Your task: State how many lines contain "screenshot", and write nothing except that count.
------------------------------------
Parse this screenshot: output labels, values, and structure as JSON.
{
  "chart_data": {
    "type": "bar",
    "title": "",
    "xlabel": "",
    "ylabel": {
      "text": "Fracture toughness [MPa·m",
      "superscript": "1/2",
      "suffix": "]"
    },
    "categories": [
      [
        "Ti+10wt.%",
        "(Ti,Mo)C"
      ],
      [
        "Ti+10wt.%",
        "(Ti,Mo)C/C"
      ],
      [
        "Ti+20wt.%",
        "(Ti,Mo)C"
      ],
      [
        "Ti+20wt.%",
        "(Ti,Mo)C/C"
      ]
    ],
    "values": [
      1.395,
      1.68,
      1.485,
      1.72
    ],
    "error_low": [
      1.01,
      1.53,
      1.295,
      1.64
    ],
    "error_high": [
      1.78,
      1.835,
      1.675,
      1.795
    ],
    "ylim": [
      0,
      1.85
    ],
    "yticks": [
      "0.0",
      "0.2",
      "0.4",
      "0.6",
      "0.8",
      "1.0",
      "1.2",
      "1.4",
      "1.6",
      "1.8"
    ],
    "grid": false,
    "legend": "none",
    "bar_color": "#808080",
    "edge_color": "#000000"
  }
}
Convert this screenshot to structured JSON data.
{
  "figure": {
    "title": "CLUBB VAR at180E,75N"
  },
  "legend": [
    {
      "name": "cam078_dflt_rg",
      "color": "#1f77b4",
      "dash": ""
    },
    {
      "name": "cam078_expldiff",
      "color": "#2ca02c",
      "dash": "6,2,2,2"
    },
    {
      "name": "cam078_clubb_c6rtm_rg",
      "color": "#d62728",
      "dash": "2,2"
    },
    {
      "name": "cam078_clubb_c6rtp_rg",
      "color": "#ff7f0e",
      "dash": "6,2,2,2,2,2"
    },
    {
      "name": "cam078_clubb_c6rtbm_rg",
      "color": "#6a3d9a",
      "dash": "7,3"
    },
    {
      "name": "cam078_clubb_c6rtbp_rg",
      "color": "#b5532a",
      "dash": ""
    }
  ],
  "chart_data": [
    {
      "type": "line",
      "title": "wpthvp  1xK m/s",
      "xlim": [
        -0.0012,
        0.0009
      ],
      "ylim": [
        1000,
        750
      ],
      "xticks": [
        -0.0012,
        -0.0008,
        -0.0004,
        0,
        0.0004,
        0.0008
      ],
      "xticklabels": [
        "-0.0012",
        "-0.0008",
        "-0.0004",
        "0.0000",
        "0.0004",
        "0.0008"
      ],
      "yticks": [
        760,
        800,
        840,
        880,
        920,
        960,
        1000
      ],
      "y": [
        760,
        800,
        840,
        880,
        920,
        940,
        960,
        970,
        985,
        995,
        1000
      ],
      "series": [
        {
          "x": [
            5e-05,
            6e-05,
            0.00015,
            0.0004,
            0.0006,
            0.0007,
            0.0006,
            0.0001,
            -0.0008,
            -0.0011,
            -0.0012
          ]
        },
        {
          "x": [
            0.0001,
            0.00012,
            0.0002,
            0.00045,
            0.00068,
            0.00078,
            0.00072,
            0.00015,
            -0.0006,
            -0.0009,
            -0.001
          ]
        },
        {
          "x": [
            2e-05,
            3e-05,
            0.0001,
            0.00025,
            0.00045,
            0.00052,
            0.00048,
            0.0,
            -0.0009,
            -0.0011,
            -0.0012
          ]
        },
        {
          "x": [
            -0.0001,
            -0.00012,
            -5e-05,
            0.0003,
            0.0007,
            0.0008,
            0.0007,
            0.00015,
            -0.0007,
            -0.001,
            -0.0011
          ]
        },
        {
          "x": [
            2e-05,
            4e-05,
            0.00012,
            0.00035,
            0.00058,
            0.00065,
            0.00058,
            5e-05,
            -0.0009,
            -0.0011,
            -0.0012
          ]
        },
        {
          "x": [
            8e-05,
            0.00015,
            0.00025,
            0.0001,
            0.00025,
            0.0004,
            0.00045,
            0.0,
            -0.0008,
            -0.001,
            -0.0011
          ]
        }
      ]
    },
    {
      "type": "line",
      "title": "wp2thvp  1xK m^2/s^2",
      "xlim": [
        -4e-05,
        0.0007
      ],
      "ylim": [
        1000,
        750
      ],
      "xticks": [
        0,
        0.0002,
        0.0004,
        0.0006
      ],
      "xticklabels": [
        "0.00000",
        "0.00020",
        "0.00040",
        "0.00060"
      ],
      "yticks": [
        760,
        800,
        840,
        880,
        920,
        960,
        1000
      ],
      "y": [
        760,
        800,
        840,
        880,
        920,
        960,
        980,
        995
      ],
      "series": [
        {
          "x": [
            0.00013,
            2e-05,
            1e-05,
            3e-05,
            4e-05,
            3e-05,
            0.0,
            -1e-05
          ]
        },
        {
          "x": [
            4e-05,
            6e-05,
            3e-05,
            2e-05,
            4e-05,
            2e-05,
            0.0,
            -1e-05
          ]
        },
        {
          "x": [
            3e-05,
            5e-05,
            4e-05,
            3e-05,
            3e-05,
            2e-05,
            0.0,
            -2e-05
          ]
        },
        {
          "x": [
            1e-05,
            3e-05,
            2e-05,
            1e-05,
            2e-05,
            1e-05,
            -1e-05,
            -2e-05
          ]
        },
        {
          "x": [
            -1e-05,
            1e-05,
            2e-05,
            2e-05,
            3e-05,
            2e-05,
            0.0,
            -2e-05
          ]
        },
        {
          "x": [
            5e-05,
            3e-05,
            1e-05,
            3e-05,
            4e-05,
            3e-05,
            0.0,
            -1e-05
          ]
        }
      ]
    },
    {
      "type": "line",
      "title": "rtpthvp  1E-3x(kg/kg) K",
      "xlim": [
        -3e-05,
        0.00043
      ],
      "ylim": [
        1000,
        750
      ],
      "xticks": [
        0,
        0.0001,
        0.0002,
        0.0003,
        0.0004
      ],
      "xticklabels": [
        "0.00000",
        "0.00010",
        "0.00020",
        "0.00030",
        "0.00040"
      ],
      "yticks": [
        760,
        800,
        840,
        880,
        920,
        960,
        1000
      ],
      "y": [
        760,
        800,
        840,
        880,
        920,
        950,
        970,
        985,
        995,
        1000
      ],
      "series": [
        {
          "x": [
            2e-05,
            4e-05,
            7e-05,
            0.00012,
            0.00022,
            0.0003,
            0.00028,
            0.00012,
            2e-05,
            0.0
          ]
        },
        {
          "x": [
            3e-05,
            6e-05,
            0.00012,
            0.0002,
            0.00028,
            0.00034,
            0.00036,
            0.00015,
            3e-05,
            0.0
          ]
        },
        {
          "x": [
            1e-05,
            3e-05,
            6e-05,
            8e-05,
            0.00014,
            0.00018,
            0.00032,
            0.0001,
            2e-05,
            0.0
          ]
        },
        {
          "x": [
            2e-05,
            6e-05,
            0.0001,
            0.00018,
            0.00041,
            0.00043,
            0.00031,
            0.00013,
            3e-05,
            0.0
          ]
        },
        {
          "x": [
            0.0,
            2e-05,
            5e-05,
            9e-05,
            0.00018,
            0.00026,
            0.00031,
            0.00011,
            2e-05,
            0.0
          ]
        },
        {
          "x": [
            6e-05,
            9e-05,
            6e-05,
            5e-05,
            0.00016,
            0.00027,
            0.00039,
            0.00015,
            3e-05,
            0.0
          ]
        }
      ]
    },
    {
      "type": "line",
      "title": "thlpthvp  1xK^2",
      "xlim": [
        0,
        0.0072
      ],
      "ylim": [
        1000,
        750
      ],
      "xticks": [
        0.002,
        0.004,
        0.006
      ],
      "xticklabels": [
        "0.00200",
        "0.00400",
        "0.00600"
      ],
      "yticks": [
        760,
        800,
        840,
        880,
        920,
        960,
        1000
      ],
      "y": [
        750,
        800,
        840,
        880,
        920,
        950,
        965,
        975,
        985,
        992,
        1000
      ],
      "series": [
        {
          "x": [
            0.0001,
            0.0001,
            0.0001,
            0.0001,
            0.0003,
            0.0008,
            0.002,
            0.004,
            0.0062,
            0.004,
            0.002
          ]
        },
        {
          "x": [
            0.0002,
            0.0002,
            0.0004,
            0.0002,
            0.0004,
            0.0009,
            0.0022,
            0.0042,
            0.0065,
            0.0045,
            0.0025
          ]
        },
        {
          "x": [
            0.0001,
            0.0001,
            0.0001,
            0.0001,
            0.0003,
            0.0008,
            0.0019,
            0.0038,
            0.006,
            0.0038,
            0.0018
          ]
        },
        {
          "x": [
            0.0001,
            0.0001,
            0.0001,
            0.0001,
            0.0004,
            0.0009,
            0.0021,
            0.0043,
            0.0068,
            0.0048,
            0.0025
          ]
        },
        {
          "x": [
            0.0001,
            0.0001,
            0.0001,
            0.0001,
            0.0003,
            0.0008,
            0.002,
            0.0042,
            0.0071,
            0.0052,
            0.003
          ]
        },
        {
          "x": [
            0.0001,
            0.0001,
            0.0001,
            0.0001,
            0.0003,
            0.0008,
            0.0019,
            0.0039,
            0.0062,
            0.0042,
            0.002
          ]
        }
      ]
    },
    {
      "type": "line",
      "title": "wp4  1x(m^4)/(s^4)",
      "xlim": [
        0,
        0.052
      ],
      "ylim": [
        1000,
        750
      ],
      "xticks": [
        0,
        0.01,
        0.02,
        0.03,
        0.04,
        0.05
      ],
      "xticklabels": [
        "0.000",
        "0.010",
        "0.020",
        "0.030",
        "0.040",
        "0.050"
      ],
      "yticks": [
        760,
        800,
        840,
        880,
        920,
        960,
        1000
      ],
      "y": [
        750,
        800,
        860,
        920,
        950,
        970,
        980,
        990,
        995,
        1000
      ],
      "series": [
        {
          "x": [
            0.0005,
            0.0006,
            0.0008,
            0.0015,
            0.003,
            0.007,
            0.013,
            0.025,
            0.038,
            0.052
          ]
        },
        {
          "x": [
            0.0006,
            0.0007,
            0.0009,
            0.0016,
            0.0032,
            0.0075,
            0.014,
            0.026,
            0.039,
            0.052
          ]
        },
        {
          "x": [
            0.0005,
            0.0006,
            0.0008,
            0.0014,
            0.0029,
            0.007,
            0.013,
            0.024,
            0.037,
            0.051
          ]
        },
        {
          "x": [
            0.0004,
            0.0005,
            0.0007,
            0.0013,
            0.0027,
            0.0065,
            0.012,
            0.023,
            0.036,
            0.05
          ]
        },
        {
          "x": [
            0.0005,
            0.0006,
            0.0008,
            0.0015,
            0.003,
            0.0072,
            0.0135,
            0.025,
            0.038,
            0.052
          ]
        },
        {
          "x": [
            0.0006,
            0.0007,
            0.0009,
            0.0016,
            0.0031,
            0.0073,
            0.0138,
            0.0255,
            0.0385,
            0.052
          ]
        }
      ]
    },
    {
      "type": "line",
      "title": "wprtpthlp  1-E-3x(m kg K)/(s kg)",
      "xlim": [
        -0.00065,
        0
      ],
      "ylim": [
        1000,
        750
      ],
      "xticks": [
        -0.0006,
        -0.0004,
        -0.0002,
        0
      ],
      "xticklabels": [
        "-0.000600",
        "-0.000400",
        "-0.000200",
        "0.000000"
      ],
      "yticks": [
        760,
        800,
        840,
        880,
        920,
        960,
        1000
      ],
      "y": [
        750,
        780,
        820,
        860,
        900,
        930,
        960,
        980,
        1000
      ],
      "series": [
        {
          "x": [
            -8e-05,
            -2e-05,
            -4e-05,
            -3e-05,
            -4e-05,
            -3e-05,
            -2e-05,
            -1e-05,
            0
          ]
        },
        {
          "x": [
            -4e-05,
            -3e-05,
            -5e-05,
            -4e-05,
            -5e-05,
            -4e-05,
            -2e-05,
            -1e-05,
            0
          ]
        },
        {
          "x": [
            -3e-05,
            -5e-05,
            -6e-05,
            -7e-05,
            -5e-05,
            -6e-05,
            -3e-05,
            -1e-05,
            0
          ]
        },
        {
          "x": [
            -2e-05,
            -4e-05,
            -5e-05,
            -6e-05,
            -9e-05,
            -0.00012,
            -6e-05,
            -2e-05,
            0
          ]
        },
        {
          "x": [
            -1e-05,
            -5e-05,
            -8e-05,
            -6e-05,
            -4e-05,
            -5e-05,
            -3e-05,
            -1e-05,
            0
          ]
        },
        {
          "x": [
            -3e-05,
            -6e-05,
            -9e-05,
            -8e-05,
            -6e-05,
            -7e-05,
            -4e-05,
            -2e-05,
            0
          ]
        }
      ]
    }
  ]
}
------------------------------------
Task solution: 2